Supplied material:

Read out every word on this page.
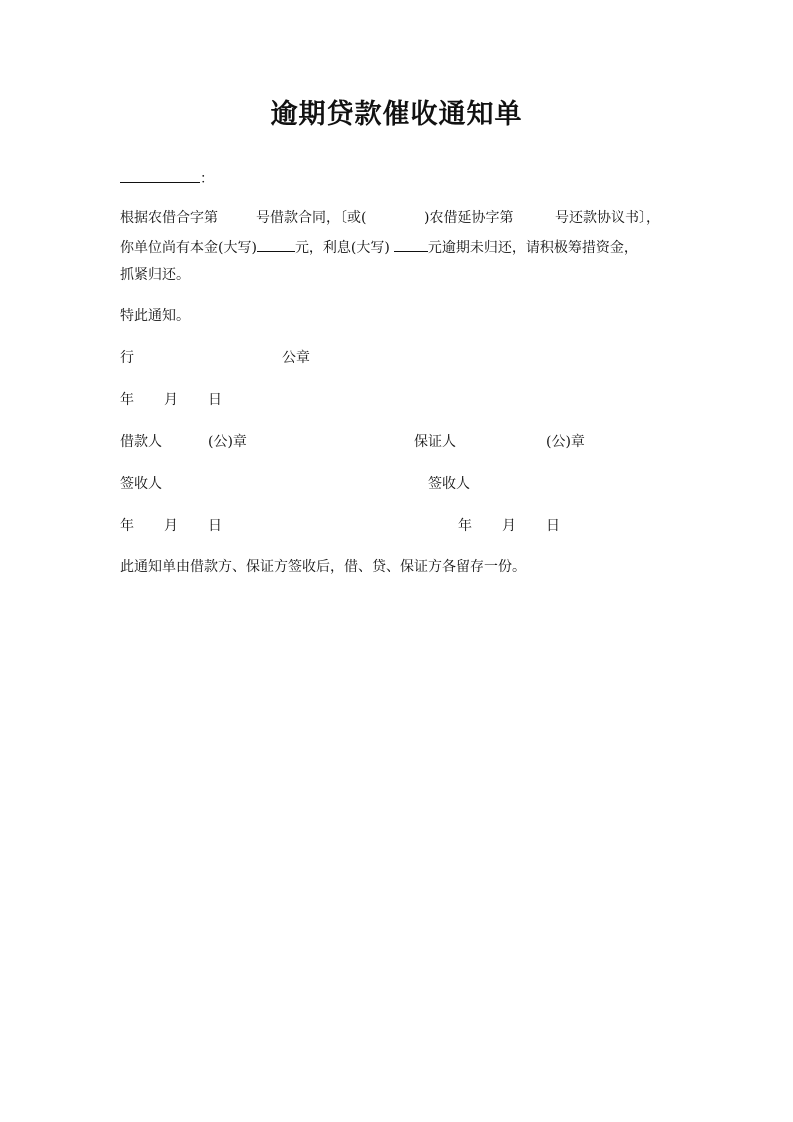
逾期贷款催收通知单
：
根据农借合字第	号借款合同，〔或(	)农借延协字第	号还款协议书〕，
你单位尚有本金(大写)	元，利息(大写)	元逾期未归还，请积极筹措资金，
抓紧归还。
特此通知。
行	公章
年 月 日
借款人	(公)章	保证人	(公)章
签收人	签收人
年 月 日	年 月 日
此通知单由借款方、保证方签收后，借、贷、保证方各留存一份。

Exercise goal:
The records above must be printed exactly; the pictures stay out.

Exercise result:
Read out every word on this page.
逾期贷款催收通知单
：
根据农借合字第	号借款合同，〔或(	)农借延协字第	号还款协议书〕，
你单位尚有本金(大写)	元，利息(大写)	元逾期未归还，请积极筹措资金，
抓紧归还。
特此通知。
行	公章
年 月 日
借款人	(公)章	保证人	(公)章
签收人	签收人
年 月 日	年 月 日
此通知单由借款方、保证方签收后，借、贷、保证方各留存一份。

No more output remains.